======== THE INPUT ========

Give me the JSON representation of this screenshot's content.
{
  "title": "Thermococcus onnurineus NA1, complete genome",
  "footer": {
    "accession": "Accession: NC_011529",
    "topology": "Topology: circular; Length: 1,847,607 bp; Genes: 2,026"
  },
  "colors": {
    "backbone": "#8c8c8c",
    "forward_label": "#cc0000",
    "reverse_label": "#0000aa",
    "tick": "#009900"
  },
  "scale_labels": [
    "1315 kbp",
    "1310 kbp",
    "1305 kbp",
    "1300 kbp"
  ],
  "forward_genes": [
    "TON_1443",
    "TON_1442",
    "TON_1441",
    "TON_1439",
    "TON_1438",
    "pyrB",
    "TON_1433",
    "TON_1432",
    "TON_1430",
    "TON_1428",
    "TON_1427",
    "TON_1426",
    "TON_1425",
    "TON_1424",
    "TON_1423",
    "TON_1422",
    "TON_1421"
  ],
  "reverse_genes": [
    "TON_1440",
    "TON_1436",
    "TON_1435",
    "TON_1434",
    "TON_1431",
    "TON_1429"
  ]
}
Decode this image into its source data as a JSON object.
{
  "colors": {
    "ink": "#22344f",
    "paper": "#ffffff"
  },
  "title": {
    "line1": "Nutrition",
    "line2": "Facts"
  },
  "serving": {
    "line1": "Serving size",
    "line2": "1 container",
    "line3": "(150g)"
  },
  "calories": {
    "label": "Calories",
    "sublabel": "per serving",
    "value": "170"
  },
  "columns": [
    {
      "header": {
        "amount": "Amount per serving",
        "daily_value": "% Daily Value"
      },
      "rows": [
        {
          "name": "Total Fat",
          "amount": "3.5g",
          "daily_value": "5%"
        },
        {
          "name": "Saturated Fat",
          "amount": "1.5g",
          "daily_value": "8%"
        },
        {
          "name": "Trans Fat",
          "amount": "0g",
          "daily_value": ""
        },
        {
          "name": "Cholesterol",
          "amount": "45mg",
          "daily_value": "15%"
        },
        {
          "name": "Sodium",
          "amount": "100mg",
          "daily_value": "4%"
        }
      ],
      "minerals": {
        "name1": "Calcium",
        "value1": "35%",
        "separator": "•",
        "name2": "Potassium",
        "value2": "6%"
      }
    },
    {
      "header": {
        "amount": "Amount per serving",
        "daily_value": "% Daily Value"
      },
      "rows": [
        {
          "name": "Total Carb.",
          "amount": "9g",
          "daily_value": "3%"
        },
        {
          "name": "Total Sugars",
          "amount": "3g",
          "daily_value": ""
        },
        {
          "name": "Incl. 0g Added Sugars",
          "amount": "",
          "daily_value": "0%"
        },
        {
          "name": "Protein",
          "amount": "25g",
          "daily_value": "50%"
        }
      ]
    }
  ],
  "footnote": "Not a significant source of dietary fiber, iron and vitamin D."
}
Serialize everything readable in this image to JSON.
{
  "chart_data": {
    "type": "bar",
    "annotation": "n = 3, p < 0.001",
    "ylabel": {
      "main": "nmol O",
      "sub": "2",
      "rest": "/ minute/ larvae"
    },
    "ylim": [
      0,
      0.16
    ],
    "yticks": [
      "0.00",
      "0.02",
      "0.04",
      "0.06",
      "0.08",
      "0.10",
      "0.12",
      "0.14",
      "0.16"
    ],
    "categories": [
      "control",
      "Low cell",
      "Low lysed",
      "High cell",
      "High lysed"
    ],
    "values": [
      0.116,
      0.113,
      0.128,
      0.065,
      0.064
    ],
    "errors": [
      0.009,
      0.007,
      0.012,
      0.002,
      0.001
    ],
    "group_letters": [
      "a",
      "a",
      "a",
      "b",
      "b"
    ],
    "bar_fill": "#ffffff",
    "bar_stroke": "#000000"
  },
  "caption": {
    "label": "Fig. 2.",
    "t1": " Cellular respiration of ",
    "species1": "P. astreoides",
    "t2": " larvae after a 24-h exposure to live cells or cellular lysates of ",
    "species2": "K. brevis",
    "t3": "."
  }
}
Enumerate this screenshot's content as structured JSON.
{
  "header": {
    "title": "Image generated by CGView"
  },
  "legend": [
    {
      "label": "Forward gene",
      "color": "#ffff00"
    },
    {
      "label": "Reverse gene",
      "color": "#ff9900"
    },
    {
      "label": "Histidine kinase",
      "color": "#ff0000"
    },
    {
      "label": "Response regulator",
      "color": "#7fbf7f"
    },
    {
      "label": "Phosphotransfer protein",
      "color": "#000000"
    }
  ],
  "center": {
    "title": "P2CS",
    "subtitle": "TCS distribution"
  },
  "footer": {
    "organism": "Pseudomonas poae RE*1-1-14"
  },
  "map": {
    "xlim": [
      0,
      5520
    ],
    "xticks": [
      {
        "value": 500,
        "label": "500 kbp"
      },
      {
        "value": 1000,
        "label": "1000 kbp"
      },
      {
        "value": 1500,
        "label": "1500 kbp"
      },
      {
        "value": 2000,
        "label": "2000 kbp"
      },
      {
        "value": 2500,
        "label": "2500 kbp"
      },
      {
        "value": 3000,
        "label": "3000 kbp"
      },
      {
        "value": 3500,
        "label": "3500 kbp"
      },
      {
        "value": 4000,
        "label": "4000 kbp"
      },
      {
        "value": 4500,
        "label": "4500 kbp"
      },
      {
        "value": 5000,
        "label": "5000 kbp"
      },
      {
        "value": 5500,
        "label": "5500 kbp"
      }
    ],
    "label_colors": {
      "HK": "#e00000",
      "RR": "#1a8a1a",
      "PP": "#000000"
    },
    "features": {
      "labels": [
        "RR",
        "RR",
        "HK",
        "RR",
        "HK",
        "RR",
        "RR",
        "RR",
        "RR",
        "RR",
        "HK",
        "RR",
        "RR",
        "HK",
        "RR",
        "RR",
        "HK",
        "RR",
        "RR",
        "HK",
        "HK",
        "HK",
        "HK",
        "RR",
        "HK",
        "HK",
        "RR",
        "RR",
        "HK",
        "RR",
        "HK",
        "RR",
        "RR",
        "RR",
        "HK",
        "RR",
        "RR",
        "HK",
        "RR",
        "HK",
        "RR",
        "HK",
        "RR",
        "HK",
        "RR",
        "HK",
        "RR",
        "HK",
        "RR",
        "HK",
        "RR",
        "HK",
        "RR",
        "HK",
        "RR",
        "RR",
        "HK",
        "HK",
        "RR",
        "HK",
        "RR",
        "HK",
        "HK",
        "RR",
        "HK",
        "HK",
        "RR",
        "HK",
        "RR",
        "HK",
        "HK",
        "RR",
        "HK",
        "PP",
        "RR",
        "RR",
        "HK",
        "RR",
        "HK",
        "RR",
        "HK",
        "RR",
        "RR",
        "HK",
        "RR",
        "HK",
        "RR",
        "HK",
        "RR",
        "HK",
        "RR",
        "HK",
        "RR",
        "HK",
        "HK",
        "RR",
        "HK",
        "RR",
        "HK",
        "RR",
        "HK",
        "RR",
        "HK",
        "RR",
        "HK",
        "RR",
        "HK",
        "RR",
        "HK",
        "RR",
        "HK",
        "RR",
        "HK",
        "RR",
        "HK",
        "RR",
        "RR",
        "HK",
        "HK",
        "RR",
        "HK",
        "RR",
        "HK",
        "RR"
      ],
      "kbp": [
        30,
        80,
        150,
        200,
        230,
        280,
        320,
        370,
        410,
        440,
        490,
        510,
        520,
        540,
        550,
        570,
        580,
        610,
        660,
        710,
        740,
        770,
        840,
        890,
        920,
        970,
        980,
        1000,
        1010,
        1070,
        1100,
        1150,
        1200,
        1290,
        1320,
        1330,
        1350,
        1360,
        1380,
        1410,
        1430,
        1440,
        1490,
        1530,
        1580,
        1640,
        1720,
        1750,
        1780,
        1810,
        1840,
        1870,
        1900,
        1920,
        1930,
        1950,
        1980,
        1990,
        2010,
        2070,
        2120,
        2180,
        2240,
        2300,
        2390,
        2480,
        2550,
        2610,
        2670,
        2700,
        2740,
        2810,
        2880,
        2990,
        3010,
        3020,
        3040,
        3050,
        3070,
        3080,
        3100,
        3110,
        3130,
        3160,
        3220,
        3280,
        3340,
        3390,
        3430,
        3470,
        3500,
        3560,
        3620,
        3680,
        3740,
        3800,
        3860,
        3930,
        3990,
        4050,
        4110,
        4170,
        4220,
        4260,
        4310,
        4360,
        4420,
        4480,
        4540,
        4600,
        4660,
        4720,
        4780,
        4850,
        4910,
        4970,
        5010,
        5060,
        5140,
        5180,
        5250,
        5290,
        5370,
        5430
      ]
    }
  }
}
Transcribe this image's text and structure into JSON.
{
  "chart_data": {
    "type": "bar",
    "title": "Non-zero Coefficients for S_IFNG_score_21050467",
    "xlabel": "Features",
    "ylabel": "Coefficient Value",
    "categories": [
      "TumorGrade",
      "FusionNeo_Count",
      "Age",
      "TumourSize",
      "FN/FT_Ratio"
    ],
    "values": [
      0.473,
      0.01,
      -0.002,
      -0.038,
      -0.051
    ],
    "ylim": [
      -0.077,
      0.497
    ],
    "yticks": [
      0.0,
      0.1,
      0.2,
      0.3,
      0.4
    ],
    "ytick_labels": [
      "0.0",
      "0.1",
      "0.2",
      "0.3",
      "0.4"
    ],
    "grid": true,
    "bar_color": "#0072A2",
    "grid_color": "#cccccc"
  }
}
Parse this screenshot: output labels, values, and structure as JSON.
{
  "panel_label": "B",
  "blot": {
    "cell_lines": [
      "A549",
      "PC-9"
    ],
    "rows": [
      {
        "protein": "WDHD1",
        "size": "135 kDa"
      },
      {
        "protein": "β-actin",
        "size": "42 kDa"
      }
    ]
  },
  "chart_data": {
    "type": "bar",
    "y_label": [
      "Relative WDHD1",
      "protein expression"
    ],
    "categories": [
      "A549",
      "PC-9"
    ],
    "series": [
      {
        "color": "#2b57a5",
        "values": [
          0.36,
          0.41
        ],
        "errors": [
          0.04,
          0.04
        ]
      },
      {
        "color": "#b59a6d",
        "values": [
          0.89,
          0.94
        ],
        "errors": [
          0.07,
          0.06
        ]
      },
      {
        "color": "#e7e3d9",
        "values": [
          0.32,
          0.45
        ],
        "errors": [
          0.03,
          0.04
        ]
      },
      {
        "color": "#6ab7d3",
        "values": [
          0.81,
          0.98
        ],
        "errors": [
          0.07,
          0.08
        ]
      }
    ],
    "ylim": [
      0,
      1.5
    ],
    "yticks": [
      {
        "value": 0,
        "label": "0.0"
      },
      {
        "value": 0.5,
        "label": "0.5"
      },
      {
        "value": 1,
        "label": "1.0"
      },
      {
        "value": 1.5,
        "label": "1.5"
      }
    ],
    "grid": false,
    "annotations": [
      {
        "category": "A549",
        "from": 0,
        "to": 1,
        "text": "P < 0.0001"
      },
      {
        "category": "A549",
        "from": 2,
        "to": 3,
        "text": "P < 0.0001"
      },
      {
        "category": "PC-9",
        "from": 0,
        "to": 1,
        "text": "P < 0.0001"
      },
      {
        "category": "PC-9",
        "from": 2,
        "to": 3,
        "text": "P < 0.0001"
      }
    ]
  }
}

========

■ TASK TO CARRY OUT
Among the lines of the preceding data, which ones hold the word "into"? List them.

■ YOUR SOLUTION
Decode this image into its source data as a JSON object.
Transcribe this image's text and structure into JSON.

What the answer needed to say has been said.